Collection entries
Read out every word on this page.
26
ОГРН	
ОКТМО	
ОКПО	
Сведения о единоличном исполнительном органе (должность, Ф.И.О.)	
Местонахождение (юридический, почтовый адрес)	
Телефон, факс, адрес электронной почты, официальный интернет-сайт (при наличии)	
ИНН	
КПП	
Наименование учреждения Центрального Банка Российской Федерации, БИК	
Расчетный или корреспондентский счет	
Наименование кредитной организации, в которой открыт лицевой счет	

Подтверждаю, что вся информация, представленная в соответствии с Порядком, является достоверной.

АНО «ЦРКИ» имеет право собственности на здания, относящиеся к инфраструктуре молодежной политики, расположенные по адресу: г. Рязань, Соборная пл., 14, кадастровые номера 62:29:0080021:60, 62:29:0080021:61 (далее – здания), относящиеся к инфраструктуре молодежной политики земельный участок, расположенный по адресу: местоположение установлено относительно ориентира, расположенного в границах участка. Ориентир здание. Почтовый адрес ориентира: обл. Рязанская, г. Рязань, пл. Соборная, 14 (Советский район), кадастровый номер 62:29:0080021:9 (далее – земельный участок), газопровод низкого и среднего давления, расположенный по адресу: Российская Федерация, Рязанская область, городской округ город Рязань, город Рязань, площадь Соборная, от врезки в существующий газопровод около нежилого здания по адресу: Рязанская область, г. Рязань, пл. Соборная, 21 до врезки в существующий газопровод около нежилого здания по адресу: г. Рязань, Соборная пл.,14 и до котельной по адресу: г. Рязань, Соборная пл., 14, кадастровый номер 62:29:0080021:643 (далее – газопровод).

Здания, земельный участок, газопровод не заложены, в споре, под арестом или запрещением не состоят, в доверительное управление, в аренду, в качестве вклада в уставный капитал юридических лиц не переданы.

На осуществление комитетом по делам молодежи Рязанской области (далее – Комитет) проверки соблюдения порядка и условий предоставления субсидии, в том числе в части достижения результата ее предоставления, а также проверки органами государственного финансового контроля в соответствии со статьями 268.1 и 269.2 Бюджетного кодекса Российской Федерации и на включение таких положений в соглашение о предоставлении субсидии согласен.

→ **Written instruction**
Using the listing, copy every line where the word "Наименование" shows up.

→ **Complete answer**
Наименование учреждения Центрального Банка Российской Федерации, БИК	
Наименование кредитной организации, в которой открыт лицевой счет	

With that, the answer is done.